WORK TO COMPLETE:
Copy out each line below that has the word "title" in it.

====== INPUT ======

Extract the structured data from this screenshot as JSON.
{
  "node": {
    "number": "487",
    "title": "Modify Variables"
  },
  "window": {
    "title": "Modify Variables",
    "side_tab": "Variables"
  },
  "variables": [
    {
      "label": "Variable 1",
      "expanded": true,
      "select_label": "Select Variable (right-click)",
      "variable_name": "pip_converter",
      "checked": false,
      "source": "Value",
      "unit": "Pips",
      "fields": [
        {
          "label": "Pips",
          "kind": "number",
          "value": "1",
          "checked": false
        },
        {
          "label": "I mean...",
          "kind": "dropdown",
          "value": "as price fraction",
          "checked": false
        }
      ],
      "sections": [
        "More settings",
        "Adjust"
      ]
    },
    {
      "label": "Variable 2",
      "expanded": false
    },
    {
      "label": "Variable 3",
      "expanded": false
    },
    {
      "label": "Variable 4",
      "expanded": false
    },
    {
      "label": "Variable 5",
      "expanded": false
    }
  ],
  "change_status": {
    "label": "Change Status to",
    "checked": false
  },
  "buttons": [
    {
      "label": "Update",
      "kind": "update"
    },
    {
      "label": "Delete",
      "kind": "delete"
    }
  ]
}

======
====== INPUT ======

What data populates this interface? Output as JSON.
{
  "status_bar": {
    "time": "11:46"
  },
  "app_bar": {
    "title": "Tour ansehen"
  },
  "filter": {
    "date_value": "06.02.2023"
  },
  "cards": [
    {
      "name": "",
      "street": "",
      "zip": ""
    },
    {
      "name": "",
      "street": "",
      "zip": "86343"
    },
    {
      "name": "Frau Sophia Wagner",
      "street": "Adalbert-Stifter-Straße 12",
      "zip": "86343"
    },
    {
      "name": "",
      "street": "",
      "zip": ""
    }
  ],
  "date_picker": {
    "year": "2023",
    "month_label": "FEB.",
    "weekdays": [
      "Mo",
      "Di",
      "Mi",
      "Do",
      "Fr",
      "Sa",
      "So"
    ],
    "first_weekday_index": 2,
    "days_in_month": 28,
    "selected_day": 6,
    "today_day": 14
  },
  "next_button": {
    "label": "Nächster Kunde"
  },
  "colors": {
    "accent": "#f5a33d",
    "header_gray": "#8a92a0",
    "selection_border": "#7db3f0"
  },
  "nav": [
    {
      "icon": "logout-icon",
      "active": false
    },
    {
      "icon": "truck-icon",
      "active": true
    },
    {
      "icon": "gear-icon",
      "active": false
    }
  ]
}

======
====== INPUT ======

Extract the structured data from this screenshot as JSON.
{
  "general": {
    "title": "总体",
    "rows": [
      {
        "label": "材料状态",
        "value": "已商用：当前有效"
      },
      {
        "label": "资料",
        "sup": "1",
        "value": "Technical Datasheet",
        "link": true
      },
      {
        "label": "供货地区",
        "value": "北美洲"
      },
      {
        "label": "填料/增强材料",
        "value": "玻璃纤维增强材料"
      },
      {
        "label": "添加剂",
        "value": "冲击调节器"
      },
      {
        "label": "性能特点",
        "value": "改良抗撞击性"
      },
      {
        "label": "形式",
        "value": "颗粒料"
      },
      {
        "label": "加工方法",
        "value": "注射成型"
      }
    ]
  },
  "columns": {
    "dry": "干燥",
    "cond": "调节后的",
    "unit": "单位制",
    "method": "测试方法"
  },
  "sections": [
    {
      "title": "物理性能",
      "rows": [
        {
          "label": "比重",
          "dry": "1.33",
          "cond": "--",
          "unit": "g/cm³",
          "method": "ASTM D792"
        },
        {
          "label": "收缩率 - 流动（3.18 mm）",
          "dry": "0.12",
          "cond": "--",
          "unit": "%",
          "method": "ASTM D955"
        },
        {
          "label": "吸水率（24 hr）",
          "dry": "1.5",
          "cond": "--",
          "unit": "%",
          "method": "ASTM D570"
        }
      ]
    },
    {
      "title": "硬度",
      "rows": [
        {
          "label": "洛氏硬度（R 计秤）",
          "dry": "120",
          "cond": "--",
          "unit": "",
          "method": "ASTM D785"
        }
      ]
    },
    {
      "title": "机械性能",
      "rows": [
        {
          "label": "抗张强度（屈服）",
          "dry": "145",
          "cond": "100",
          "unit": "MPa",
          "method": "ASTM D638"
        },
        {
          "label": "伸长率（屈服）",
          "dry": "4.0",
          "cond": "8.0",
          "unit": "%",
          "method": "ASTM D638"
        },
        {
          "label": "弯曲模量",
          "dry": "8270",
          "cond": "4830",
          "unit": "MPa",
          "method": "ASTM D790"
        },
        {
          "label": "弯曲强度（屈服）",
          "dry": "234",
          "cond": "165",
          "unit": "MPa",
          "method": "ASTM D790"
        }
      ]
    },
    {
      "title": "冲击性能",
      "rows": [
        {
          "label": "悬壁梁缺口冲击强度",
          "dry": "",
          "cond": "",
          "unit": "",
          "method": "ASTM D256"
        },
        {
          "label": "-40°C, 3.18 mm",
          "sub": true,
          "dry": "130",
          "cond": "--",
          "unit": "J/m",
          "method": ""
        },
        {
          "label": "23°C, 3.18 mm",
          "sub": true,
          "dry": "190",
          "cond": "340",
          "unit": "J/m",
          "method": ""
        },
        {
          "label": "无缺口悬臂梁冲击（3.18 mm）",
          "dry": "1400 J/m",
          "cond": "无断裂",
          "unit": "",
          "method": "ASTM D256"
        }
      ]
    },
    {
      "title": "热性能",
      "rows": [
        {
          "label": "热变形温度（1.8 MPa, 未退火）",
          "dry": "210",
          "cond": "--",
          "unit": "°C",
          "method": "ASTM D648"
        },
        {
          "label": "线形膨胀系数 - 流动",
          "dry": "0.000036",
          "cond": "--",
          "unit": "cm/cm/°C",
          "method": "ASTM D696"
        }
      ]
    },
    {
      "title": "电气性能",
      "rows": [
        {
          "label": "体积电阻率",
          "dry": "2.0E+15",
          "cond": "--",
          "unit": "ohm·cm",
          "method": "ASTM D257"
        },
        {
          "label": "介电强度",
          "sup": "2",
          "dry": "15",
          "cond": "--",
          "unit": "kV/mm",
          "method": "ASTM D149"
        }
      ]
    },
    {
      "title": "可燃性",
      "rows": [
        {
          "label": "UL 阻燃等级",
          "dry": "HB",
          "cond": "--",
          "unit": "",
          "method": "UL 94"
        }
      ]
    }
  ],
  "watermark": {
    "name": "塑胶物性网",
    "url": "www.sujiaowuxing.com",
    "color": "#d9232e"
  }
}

======

TASK RESULT:
    "title": "Modify Variables"
    "title": "Modify Variables",
    "title": "Tour ansehen"
    "title": "总体",
      "title": "物理性能",
      "title": "硬度",
      "title": "机械性能",
      "title": "冲击性能",
      "title": "热性能",
      "title": "电气性能",
      "title": "可燃性",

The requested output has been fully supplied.